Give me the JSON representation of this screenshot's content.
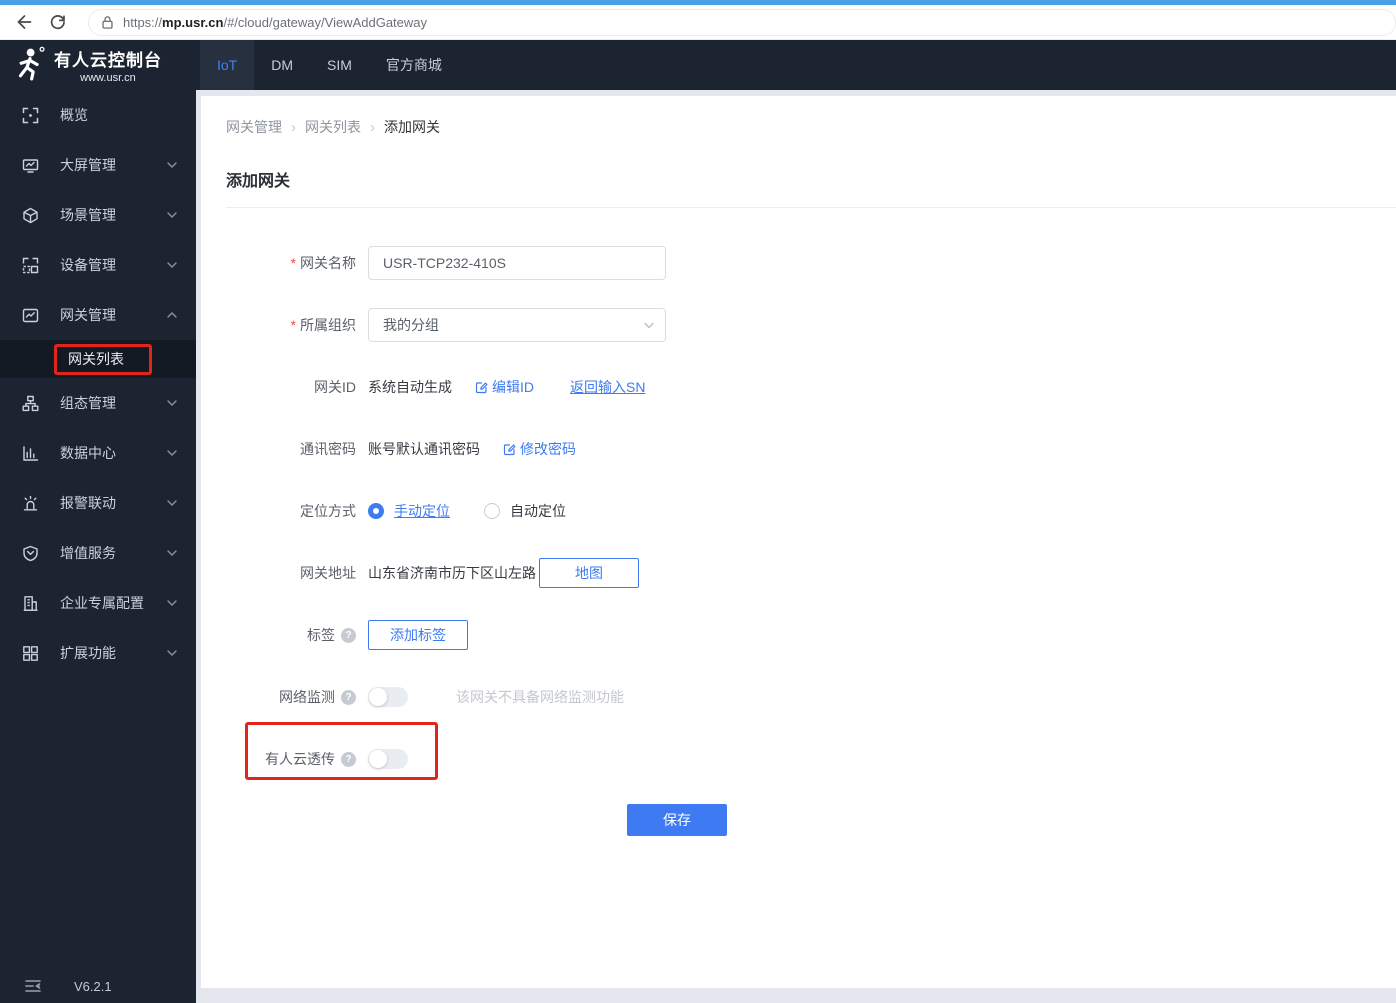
{
  "browser": {
    "url_protocol": "https://",
    "url_domain": "mp.usr.cn",
    "url_path": "/#/cloud/gateway/ViewAddGateway"
  },
  "header": {
    "logo_title": "有人云控制台",
    "logo_subtitle": "www.usr.cn",
    "tabs": [
      {
        "label": "IoT",
        "active": true
      },
      {
        "label": "DM",
        "active": false
      },
      {
        "label": "SIM",
        "active": false
      },
      {
        "label": "官方商城",
        "active": false
      }
    ]
  },
  "sidebar": {
    "items": [
      {
        "label": "概览"
      },
      {
        "label": "大屏管理"
      },
      {
        "label": "场景管理"
      },
      {
        "label": "设备管理"
      },
      {
        "label": "网关管理"
      },
      {
        "label": "组态管理"
      },
      {
        "label": "数据中心"
      },
      {
        "label": "报警联动"
      },
      {
        "label": "增值服务"
      },
      {
        "label": "企业专属配置"
      },
      {
        "label": "扩展功能"
      }
    ],
    "submenu_item": "网关列表",
    "version": "V6.2.1"
  },
  "breadcrumb": {
    "items": [
      "网关管理",
      "网关列表",
      "添加网关"
    ]
  },
  "page": {
    "title": "添加网关"
  },
  "form": {
    "required_marker": "*",
    "name": {
      "label": "网关名称",
      "value": "USR-TCP232-410S"
    },
    "org": {
      "label": "所属组织",
      "value": "我的分组"
    },
    "id": {
      "label": "网关ID",
      "value": "系统自动生成",
      "edit_link": "编辑ID",
      "sn_link": "返回输入SN"
    },
    "password": {
      "label": "通讯密码",
      "value": "账号默认通讯密码",
      "edit_link": "修改密码"
    },
    "location": {
      "label": "定位方式",
      "manual": "手动定位",
      "auto": "自动定位"
    },
    "address": {
      "label": "网关地址",
      "value": "山东省济南市历下区山左路",
      "map_button": "地图"
    },
    "tag": {
      "label": "标签",
      "add_button": "添加标签"
    },
    "monitor": {
      "label": "网络监测",
      "hint": "该网关不具备网络监测功能",
      "state": "off"
    },
    "passthrough": {
      "label": "有人云透传",
      "state": "off"
    },
    "save_button": "保存"
  },
  "colors": {
    "accent": "#3e7bf2",
    "header_bg": "#1c2432",
    "submenu_bg": "#141a24",
    "page_bg": "#e4e7ee",
    "annotation_red": "#e1251b",
    "chrome_accent": "#4aa0e4"
  }
}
- - -
JOB – Leave the pictures out and print the records above exactly as they stand.

RESULT FOR THIS TASK –
Give me the JSON representation of this screenshot's content.
{
  "browser": {
    "url_protocol": "https://",
    "url_domain": "mp.usr.cn",
    "url_path": "/#/cloud/gateway/ViewAddGateway"
  },
  "header": {
    "logo_title": "有人云控制台",
    "logo_subtitle": "www.usr.cn",
    "tabs": [
      {
        "label": "IoT",
        "active": true
      },
      {
        "label": "DM",
        "active": false
      },
      {
        "label": "SIM",
        "active": false
      },
      {
        "label": "官方商城",
        "active": false
      }
    ]
  },
  "sidebar": {
    "items": [
      {
        "label": "概览"
      },
      {
        "label": "大屏管理"
      },
      {
        "label": "场景管理"
      },
      {
        "label": "设备管理"
      },
      {
        "label": "网关管理"
      },
      {
        "label": "组态管理"
      },
      {
        "label": "数据中心"
      },
      {
        "label": "报警联动"
      },
      {
        "label": "增值服务"
      },
      {
        "label": "企业专属配置"
      },
      {
        "label": "扩展功能"
      }
    ],
    "submenu_item": "网关列表",
    "version": "V6.2.1"
  },
  "breadcrumb": {
    "items": [
      "网关管理",
      "网关列表",
      "添加网关"
    ]
  },
  "page": {
    "title": "添加网关"
  },
  "form": {
    "required_marker": "*",
    "name": {
      "label": "网关名称",
      "value": "USR-TCP232-410S"
    },
    "org": {
      "label": "所属组织",
      "value": "我的分组"
    },
    "id": {
      "label": "网关ID",
      "value": "系统自动生成",
      "edit_link": "编辑ID",
      "sn_link": "返回输入SN"
    },
    "password": {
      "label": "通讯密码",
      "value": "账号默认通讯密码",
      "edit_link": "修改密码"
    },
    "location": {
      "label": "定位方式",
      "manual": "手动定位",
      "auto": "自动定位"
    },
    "address": {
      "label": "网关地址",
      "value": "山东省济南市历下区山左路",
      "map_button": "地图"
    },
    "tag": {
      "label": "标签",
      "add_button": "添加标签"
    },
    "monitor": {
      "label": "网络监测",
      "hint": "该网关不具备网络监测功能",
      "state": "off"
    },
    "passthrough": {
      "label": "有人云透传",
      "state": "off"
    },
    "save_button": "保存"
  },
  "colors": {
    "accent": "#3e7bf2",
    "header_bg": "#1c2432",
    "submenu_bg": "#141a24",
    "page_bg": "#e4e7ee",
    "annotation_red": "#e1251b",
    "chrome_accent": "#4aa0e4"
  }
}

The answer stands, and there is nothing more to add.